§ Required work:
Print the data exactly as it is given, please.

::: Material to process

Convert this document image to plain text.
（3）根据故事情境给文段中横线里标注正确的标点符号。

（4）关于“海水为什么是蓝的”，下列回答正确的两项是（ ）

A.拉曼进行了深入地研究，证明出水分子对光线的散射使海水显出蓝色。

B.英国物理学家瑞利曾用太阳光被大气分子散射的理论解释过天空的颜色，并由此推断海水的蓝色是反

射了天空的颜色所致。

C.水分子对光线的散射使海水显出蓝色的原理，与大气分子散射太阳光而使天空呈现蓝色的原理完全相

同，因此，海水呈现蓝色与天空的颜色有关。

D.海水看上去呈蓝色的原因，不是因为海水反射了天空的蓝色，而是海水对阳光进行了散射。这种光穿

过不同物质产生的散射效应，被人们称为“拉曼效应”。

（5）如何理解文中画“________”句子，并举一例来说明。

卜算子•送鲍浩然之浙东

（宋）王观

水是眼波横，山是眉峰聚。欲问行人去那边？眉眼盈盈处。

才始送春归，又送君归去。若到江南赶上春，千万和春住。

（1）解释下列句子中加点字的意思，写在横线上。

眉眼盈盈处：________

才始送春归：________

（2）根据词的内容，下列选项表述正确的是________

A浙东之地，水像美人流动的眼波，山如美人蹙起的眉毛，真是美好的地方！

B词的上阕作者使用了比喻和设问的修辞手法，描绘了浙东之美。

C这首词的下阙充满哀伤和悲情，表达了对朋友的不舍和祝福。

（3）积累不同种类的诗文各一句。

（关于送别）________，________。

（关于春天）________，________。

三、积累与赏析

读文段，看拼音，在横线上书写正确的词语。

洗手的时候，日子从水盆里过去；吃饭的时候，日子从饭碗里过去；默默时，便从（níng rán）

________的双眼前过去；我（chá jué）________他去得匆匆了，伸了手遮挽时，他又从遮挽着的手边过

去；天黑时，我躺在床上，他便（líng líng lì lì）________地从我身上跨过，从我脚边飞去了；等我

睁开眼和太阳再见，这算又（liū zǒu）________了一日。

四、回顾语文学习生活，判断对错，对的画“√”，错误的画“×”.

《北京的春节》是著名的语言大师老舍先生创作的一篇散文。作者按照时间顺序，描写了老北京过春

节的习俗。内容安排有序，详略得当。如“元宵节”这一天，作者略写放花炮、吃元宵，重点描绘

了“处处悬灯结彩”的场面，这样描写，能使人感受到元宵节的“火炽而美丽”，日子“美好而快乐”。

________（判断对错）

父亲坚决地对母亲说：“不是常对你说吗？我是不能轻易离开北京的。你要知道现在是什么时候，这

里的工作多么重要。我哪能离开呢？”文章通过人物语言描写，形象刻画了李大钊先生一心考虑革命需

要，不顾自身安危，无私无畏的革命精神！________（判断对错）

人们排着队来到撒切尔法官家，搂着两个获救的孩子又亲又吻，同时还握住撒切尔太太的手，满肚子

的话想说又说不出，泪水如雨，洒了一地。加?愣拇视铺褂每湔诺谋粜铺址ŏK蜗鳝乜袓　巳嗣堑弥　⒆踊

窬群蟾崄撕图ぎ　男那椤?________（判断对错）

::::::

§ Answer to the problem:
Convert this document image to plain text.
（3）根据故事情境给文段中横线里标注正确的标点符号。

（4）关于“海水为什么是蓝的”，下列回答正确的两项是（ ）

A.拉曼进行了深入地研究，证明出水分子对光线的散射使海水显出蓝色。

B.英国物理学家瑞利曾用太阳光被大气分子散射的理论解释过天空的颜色，并由此推断海水的蓝色是反

射了天空的颜色所致。

C.水分子对光线的散射使海水显出蓝色的原理，与大气分子散射太阳光而使天空呈现蓝色的原理完全相

同，因此，海水呈现蓝色与天空的颜色有关。

D.海水看上去呈蓝色的原因，不是因为海水反射了天空的蓝色，而是海水对阳光进行了散射。这种光穿

过不同物质产生的散射效应，被人们称为“拉曼效应”。

（5）如何理解文中画“________”句子，并举一例来说明。

卜算子•送鲍浩然之浙东

（宋）王观

水是眼波横，山是眉峰聚。欲问行人去那边？眉眼盈盈处。

才始送春归，又送君归去。若到江南赶上春，千万和春住。

（1）解释下列句子中加点字的意思，写在横线上。

眉眼盈盈处：________

才始送春归：________

（2）根据词的内容，下列选项表述正确的是________

A浙东之地，水像美人流动的眼波，山如美人蹙起的眉毛，真是美好的地方！

B词的上阕作者使用了比喻和设问的修辞手法，描绘了浙东之美。

C这首词的下阙充满哀伤和悲情，表达了对朋友的不舍和祝福。

（3）积累不同种类的诗文各一句。

（关于送别）________，________。

（关于春天）________，________。

三、积累与赏析

读文段，看拼音，在横线上书写正确的词语。

洗手的时候，日子从水盆里过去；吃饭的时候，日子从饭碗里过去；默默时，便从（níng rán）

________的双眼前过去；我（chá jué）________他去得匆匆了，伸了手遮挽时，他又从遮挽着的手边过

去；天黑时，我躺在床上，他便（líng líng lì lì）________地从我身上跨过，从我脚边飞去了；等我

睁开眼和太阳再见，这算又（liū zǒu）________了一日。

四、回顾语文学习生活，判断对错，对的画“√”，错误的画“×”.

《北京的春节》是著名的语言大师老舍先生创作的一篇散文。作者按照时间顺序，描写了老北京过春

节的习俗。内容安排有序，详略得当。如“元宵节”这一天，作者略写放花炮、吃元宵，重点描绘

了“处处悬灯结彩”的场面，这样描写，能使人感受到元宵节的“火炽而美丽”，日子“美好而快乐”。

________（判断对错）

父亲坚决地对母亲说：“不是常对你说吗？我是不能轻易离开北京的。你要知道现在是什么时候，这

里的工作多么重要。我哪能离开呢？”文章通过人物语言描写，形象刻画了李大钊先生一心考虑革命需

要，不顾自身安危，无私无畏的革命精神！________（判断对错）

人们排着队来到撒切尔法官家，搂着两个获救的孩子又亲又吻，同时还握住撒切尔太太的手，满肚子

的话想说又说不出，泪水如雨，洒了一地。加?愣拇视铺褂每湔诺谋粜铺址ŏK蜗鳝乜袓　巳嗣堑弥　⒆踊

窬群蟾崄撕图ぎ　男那椤?________（判断对错）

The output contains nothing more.